**Task statement:** Omit all pictures. Copy exactly the lines from the line containing "Read this page and output its text content." to the end of the listing, with both ends included.

**Data for this exercise:**
##########
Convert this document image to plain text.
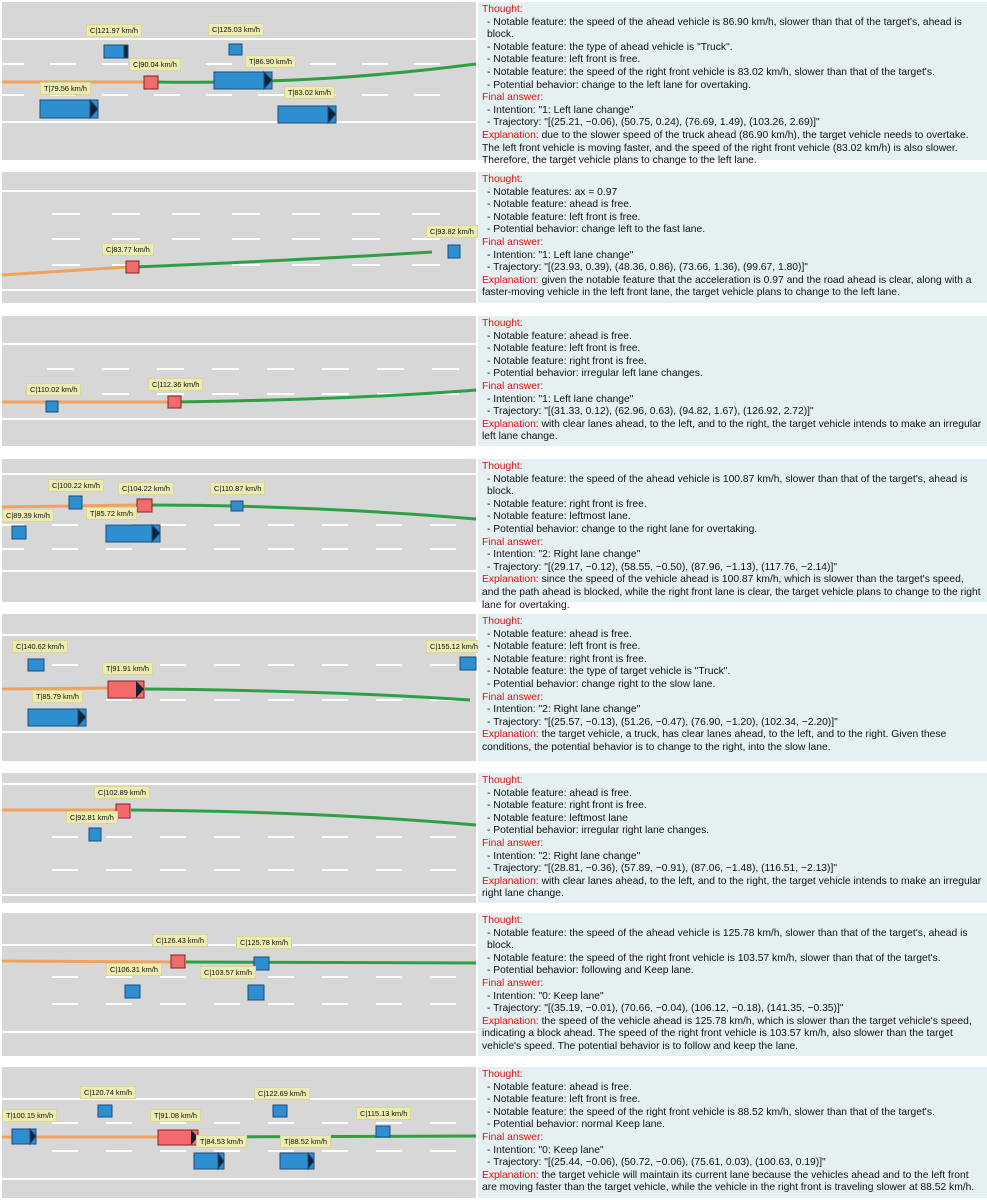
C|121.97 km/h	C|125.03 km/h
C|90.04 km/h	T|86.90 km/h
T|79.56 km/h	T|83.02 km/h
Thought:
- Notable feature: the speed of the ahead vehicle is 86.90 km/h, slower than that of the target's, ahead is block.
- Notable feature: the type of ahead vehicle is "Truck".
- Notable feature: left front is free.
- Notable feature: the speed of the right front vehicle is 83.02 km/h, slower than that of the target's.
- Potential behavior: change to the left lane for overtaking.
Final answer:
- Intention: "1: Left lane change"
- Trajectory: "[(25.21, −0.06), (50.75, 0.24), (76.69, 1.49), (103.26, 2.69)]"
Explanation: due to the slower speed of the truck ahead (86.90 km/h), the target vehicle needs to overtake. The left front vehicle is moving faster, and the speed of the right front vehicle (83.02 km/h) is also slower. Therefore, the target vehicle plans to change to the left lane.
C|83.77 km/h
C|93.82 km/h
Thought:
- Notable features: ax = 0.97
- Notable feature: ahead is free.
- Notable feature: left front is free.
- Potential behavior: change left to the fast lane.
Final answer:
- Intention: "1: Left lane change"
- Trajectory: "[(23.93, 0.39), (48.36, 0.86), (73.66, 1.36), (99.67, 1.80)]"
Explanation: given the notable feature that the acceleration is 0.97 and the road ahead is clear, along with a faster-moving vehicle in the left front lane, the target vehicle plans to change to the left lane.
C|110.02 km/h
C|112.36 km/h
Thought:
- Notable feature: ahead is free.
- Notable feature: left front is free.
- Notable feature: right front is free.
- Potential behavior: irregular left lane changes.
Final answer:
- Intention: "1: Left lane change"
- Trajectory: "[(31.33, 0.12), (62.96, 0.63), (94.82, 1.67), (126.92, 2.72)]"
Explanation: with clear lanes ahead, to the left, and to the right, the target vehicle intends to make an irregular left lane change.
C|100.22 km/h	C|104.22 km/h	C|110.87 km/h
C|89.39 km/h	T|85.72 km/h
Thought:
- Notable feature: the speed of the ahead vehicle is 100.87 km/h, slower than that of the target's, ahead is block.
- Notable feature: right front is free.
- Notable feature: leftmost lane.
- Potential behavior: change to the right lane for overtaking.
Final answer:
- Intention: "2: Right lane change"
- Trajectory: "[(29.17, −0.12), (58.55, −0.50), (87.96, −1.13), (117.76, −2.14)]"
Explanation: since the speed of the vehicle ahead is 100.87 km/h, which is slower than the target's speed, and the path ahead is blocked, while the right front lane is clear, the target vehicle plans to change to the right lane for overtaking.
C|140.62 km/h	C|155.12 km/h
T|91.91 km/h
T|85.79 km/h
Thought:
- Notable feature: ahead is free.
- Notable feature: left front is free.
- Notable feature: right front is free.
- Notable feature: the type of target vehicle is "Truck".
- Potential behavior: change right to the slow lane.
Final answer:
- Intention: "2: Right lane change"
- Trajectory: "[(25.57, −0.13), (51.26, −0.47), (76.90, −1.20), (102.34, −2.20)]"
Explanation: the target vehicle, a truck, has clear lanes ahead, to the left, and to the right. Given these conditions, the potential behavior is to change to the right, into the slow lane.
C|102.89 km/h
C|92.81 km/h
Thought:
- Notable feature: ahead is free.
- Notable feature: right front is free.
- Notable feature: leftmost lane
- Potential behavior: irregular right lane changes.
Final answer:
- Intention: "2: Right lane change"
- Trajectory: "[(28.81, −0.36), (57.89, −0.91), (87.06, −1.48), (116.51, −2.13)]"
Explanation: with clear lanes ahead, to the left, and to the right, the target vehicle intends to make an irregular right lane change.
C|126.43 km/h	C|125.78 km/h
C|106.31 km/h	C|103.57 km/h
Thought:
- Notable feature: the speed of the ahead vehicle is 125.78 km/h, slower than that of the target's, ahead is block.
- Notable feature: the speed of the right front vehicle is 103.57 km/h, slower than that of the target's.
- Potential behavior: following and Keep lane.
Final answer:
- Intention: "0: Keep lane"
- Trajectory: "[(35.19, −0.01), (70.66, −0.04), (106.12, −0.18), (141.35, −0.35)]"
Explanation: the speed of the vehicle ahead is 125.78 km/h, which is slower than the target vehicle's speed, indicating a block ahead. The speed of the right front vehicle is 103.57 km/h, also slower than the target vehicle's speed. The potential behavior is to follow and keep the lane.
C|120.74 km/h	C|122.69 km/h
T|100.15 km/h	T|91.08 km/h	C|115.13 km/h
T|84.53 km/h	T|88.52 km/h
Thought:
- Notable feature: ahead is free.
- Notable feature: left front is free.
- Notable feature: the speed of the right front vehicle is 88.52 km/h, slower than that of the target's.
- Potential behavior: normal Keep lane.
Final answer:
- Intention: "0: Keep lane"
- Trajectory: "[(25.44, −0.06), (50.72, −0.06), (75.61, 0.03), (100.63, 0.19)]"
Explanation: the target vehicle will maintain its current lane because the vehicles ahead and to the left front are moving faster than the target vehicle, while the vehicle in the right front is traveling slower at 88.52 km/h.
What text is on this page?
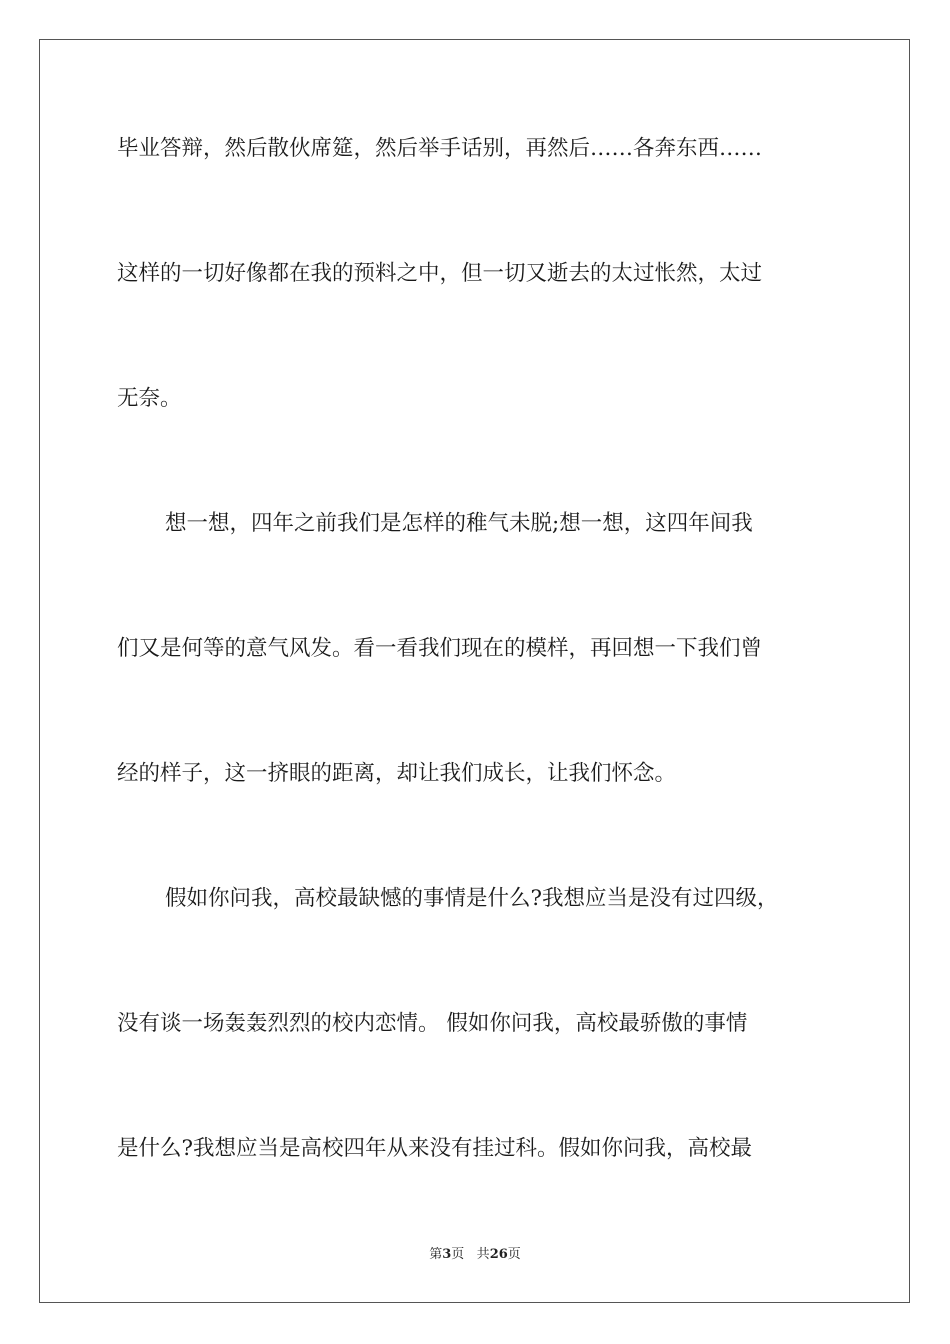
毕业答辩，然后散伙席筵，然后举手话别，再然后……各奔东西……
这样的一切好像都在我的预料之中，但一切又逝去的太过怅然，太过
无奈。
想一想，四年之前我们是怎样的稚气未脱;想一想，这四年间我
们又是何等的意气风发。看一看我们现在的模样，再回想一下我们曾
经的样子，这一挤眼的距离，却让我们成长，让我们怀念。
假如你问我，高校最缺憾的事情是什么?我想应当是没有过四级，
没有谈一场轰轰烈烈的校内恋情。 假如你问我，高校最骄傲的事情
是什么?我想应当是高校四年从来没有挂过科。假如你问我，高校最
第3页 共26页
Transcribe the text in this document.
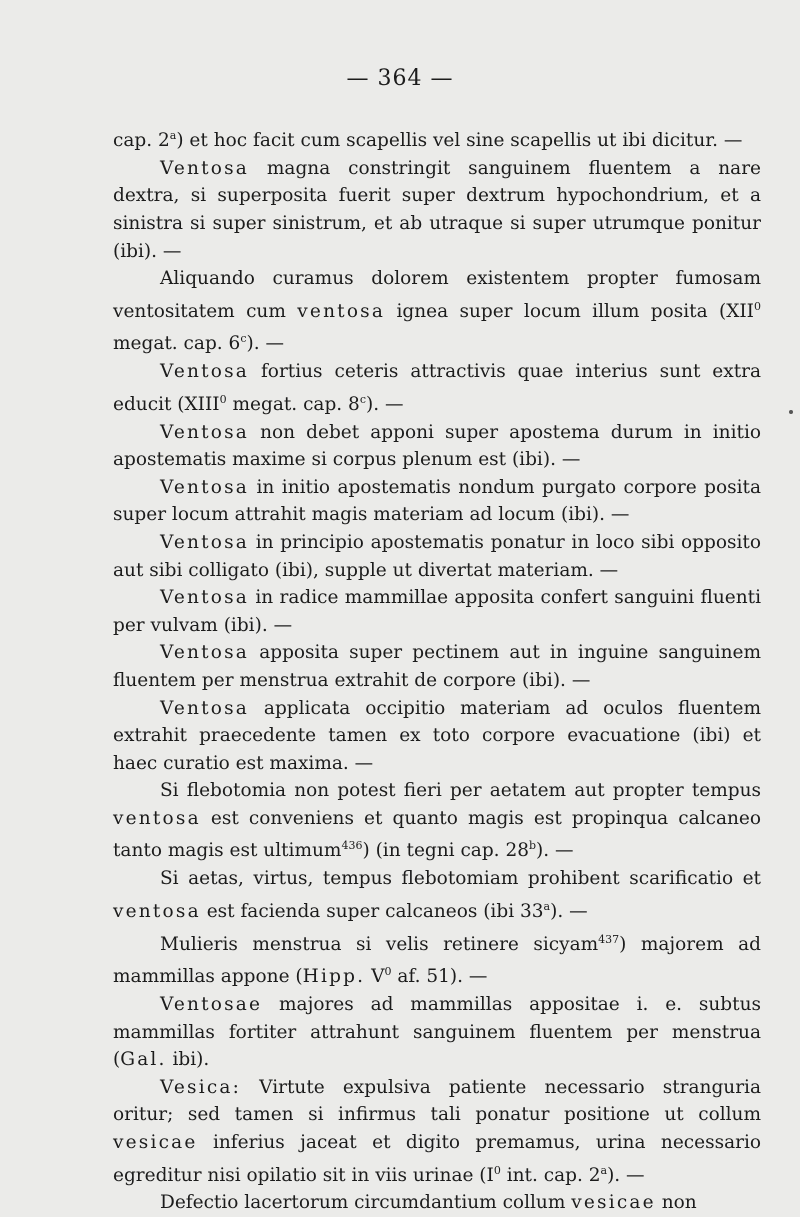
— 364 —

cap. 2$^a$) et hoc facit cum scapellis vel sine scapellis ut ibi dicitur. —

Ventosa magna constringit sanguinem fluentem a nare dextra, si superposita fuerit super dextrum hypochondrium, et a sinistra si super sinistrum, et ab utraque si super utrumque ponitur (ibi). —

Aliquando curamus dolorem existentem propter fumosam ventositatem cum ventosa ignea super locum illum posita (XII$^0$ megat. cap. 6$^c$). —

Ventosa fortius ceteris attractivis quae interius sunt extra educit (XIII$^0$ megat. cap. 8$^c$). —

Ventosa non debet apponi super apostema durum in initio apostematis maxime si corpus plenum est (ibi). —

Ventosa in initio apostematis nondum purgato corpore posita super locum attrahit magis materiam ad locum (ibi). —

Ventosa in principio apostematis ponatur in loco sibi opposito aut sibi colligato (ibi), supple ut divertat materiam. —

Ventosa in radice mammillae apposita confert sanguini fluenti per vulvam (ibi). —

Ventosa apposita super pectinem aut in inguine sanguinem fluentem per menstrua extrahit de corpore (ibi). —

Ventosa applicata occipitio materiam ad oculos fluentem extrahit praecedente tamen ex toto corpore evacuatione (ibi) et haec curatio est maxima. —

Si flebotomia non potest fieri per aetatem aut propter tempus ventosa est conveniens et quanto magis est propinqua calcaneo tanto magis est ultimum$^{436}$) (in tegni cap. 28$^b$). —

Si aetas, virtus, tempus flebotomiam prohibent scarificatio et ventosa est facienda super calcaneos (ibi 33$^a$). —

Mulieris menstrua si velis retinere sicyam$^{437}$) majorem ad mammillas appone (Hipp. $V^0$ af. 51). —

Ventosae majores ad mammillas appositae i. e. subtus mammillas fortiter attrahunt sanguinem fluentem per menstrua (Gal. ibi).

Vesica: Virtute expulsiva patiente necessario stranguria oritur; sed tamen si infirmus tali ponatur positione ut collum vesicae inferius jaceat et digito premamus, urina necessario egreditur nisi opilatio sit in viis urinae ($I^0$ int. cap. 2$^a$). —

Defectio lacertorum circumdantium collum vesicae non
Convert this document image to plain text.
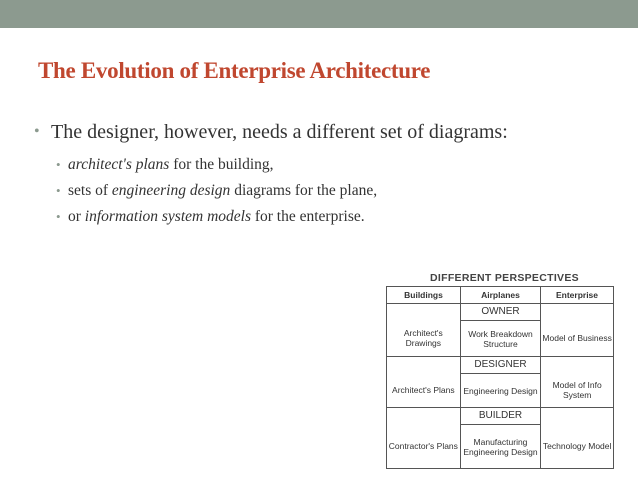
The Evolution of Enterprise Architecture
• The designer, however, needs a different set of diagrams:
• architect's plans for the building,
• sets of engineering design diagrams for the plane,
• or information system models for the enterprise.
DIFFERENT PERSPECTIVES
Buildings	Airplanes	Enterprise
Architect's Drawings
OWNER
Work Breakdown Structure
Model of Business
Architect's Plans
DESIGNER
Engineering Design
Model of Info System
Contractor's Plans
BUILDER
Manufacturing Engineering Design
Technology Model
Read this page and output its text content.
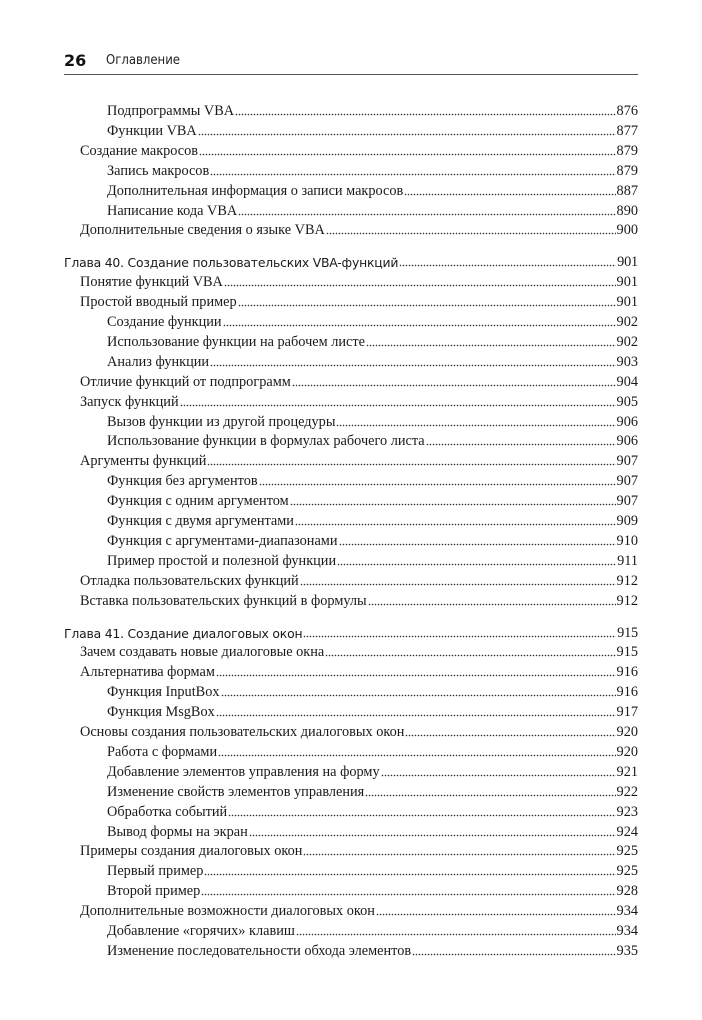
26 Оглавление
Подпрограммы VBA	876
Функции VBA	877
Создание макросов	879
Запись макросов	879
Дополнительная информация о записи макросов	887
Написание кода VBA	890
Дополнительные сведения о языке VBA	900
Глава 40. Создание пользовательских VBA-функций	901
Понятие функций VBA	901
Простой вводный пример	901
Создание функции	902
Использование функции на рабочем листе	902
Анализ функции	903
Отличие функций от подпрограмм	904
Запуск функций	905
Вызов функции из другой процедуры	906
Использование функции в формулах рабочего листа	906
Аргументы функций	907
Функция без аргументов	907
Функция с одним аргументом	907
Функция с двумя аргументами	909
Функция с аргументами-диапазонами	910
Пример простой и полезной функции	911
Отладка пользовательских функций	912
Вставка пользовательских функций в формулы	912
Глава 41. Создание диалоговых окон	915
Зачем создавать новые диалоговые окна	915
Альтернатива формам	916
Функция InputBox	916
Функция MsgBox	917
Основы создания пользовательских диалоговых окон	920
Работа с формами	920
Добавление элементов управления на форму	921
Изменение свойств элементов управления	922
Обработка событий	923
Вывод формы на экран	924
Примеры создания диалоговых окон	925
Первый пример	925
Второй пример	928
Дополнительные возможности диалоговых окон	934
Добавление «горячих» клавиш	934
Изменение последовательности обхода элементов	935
##########
**Finished answer:**
Read this page and output its text content.
26 Оглавление
Подпрограммы VBA	876
Функции VBA	877
Создание макросов	879
Запись макросов	879
Дополнительная информация о записи макросов	887
Написание кода VBA	890
Дополнительные сведения о языке VBA	900
Глава 40. Создание пользовательских VBA-функций	901
Понятие функций VBA	901
Простой вводный пример	901
Создание функции	902
Использование функции на рабочем листе	902
Анализ функции	903
Отличие функций от подпрограмм	904
Запуск функций	905
Вызов функции из другой процедуры	906
Использование функции в формулах рабочего листа	906
Аргументы функций	907
Функция без аргументов	907
Функция с одним аргументом	907
Функция с двумя аргументами	909
Функция с аргументами-диапазонами	910
Пример простой и полезной функции	911
Отладка пользовательских функций	912
Вставка пользовательских функций в формулы	912
Глава 41. Создание диалоговых окон	915
Зачем создавать новые диалоговые окна	915
Альтернатива формам	916
Функция InputBox	916
Функция MsgBox	917
Основы создания пользовательских диалоговых окон	920
Работа с формами	920
Добавление элементов управления на форму	921
Изменение свойств элементов управления	922
Обработка событий	923
Вывод формы на экран	924
Примеры создания диалоговых окон	925
Первый пример	925
Второй пример	928
Дополнительные возможности диалоговых окон	934
Добавление «горячих» клавиш	934
Изменение последовательности обхода элементов	935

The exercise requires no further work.